--- Items ---

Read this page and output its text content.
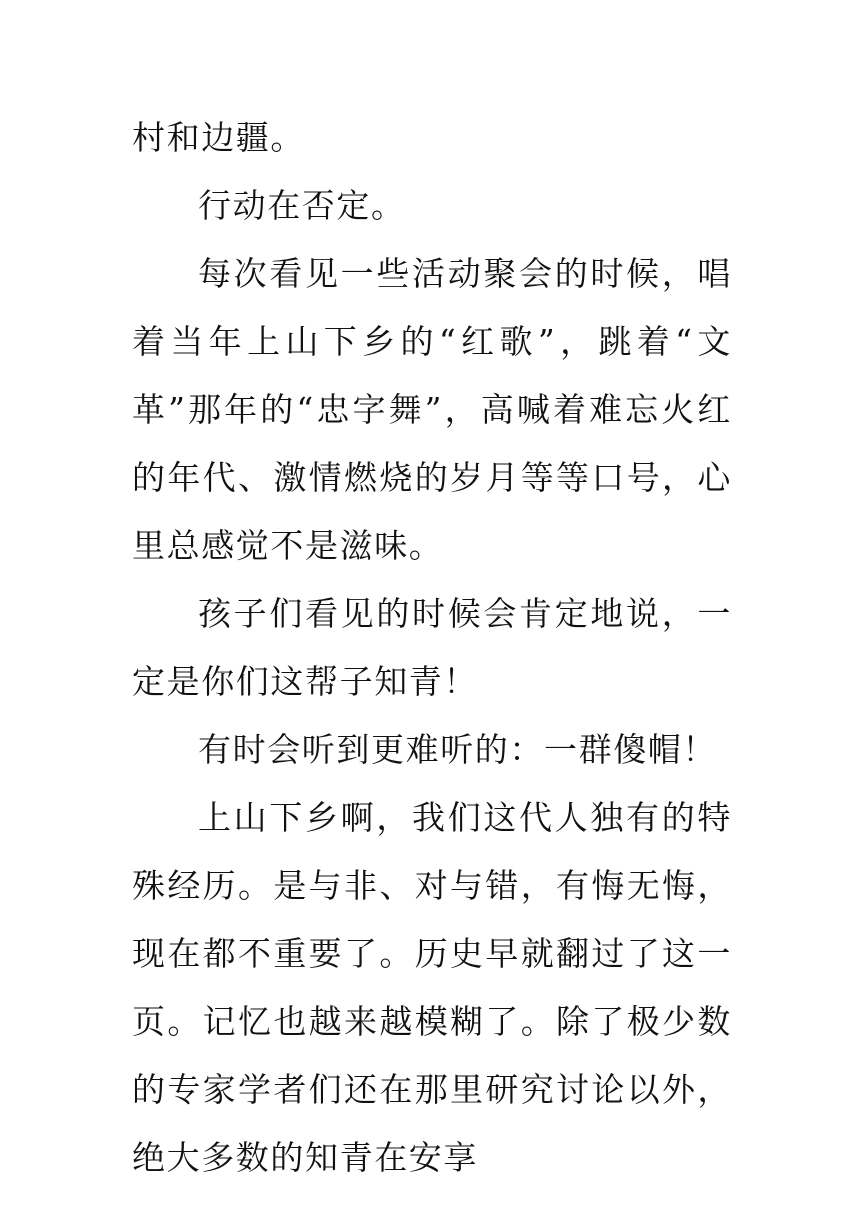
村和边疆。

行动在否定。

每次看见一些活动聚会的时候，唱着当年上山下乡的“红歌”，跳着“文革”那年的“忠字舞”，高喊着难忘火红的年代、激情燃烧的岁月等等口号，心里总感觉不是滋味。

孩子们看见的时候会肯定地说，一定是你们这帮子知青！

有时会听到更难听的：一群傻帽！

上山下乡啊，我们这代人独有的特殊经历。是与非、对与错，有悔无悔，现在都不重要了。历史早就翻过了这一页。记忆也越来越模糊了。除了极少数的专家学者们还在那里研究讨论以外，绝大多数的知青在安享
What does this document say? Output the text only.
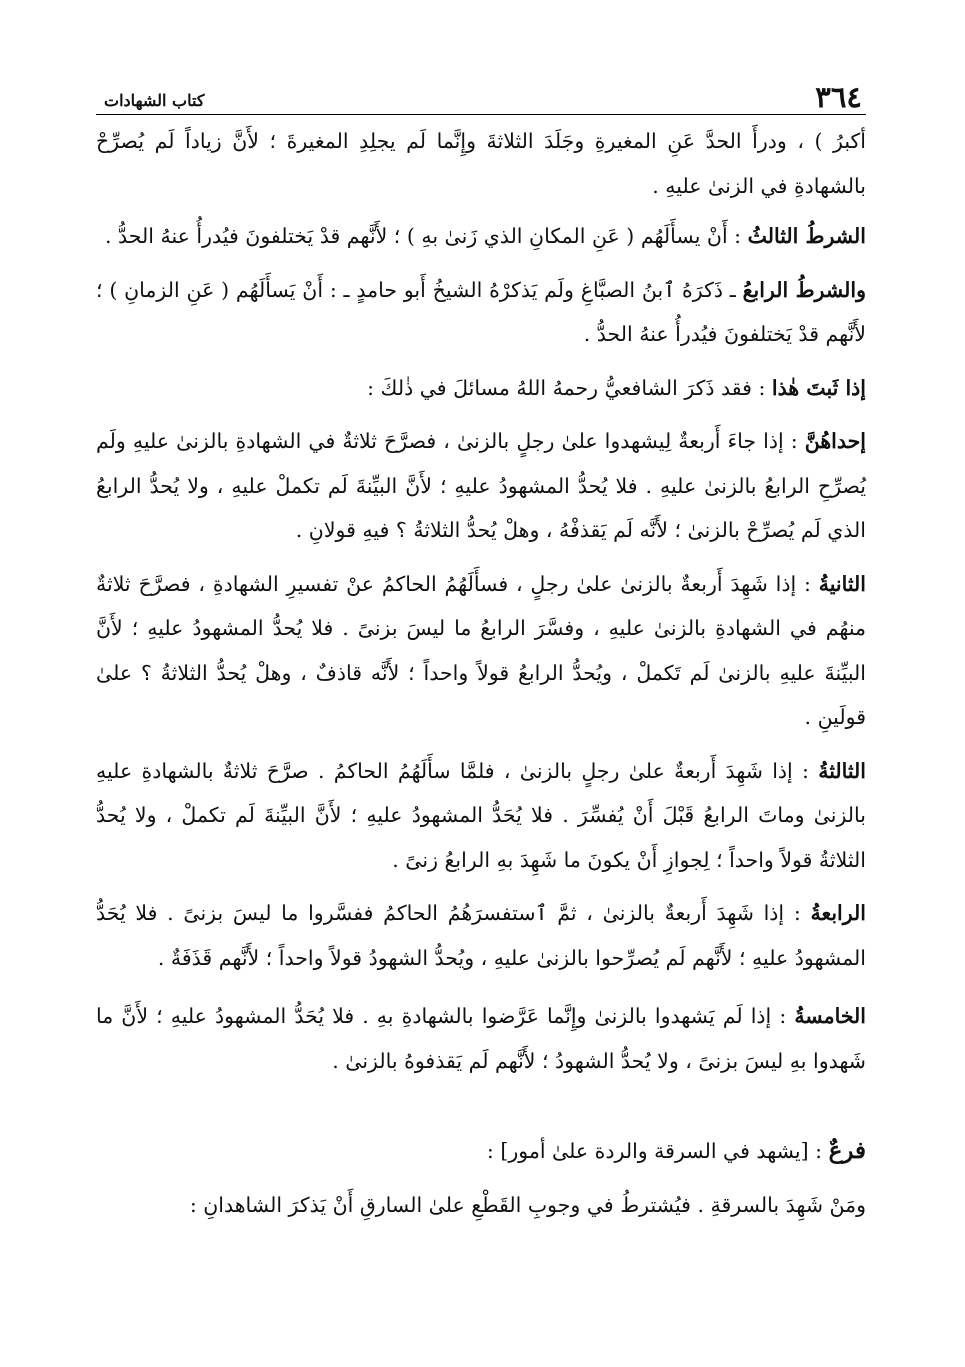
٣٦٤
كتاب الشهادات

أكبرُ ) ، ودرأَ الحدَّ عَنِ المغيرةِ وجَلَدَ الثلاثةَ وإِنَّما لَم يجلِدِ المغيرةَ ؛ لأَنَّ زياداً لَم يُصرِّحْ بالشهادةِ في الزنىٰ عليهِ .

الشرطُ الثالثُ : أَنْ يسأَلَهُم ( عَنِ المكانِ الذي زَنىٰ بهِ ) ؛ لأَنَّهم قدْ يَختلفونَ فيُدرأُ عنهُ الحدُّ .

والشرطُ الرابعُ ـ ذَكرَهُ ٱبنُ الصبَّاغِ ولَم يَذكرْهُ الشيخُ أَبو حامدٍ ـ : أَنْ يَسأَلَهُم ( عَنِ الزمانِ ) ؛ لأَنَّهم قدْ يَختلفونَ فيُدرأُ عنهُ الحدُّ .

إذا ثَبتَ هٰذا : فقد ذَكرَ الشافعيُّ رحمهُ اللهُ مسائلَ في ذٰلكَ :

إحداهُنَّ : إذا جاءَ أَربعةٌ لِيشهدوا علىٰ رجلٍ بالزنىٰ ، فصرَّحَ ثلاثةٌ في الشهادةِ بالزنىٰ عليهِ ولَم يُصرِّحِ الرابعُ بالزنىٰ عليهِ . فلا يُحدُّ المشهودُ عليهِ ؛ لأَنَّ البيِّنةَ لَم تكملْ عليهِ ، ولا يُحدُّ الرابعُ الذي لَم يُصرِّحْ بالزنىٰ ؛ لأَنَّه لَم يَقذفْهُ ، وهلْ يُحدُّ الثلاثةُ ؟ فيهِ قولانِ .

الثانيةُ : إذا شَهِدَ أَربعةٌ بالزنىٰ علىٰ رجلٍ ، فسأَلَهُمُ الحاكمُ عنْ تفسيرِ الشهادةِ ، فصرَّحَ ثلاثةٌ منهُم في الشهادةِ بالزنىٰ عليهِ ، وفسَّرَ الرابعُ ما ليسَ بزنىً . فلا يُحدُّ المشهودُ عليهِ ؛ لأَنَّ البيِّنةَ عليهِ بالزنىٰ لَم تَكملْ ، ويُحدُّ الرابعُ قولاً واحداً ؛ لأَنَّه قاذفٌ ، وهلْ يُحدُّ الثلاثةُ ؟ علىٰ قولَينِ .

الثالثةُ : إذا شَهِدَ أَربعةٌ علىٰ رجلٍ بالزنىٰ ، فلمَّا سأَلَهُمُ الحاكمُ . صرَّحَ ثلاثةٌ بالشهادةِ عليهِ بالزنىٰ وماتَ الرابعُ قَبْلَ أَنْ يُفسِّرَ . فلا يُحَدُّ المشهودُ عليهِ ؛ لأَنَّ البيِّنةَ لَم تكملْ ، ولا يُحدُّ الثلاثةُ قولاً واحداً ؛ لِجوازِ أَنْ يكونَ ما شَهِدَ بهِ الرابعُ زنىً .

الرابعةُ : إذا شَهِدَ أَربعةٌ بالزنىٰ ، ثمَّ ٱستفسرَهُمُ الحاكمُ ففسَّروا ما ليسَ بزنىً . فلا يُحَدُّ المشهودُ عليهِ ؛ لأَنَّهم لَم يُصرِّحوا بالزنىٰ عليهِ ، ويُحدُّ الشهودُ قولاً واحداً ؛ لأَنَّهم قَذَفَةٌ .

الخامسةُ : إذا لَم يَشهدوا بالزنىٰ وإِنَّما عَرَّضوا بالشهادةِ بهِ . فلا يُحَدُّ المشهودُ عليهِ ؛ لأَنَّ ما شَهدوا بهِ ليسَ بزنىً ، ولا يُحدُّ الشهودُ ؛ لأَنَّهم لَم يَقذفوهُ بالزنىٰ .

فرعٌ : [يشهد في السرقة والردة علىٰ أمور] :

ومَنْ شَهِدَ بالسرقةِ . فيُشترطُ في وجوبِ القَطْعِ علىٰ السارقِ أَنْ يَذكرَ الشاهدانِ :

---

Looking at the entries above, state how many lines contain "بالزنى"; give the number alone.

Problem solution:
5